Report all lines from the entries below in which "Give" appears.
☆ ☆ ☆ ☆
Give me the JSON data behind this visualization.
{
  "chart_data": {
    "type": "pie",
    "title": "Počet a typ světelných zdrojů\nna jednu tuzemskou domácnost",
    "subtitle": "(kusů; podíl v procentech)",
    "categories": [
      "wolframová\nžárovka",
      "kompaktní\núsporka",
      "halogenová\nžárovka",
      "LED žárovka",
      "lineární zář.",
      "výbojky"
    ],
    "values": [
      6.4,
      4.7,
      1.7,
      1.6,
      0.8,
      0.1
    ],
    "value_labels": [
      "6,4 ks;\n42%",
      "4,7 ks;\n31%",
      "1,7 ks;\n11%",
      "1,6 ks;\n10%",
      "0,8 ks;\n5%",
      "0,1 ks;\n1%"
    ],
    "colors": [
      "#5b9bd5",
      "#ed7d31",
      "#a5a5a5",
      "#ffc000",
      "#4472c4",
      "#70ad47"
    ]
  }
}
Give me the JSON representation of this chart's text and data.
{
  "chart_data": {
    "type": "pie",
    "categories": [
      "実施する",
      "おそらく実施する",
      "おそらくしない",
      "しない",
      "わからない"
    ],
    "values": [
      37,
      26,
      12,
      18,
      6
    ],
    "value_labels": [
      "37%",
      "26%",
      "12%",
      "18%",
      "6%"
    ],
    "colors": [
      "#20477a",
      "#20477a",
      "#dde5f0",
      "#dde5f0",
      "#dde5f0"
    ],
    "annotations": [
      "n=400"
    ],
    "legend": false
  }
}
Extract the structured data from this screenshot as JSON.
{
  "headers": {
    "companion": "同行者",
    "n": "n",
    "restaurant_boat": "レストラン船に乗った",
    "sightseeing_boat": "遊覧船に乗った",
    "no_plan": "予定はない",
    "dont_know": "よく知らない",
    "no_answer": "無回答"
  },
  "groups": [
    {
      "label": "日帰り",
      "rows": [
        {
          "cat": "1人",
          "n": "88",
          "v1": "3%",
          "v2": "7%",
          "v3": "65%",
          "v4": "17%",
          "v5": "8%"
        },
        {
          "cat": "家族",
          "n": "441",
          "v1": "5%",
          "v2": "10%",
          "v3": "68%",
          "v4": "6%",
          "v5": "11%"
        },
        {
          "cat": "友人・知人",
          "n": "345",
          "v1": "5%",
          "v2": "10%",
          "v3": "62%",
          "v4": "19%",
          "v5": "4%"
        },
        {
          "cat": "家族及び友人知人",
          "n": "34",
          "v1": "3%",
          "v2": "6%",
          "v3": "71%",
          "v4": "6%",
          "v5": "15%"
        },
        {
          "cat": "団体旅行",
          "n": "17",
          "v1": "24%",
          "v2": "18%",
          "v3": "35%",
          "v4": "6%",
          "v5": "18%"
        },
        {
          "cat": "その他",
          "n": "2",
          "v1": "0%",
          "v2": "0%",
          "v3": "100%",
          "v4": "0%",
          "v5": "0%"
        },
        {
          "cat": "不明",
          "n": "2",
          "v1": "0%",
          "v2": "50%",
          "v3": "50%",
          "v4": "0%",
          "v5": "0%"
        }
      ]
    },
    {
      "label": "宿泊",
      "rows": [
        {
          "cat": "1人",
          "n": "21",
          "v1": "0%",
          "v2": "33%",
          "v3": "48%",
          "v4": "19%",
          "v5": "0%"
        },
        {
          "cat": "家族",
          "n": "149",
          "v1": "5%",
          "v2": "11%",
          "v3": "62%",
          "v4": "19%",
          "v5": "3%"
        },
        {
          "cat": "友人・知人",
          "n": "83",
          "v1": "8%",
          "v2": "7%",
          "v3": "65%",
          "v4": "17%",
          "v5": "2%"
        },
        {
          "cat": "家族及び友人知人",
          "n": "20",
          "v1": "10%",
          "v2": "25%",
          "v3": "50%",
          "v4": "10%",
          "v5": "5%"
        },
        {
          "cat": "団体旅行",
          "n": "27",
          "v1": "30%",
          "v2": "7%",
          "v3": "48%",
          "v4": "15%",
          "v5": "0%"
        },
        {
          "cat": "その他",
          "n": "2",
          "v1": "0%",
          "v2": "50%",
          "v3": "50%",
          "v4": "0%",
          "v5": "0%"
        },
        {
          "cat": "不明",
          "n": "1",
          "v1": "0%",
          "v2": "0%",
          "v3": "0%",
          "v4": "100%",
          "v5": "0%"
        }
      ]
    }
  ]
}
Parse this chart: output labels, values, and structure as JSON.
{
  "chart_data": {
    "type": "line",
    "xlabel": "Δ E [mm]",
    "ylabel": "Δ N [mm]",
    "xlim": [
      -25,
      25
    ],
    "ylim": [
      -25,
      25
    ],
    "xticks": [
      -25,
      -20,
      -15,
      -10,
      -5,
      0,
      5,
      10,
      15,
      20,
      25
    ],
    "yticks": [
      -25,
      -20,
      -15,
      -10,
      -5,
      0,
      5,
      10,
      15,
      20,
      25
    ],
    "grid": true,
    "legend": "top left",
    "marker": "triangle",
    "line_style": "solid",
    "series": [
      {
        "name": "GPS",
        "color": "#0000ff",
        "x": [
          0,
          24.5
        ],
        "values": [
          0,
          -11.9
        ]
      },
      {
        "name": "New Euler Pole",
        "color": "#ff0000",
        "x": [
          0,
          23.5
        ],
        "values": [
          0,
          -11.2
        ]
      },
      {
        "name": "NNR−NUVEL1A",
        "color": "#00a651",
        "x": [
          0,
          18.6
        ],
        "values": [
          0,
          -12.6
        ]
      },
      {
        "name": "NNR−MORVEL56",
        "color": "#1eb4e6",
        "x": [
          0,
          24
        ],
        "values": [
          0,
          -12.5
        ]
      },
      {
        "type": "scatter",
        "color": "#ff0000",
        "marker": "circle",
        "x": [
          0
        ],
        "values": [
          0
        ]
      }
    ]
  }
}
☆ ☆ ☆ ☆
Written reply ▸
Give me the JSON data behind this visualization.
Give me the JSON representation of this chart's text and data.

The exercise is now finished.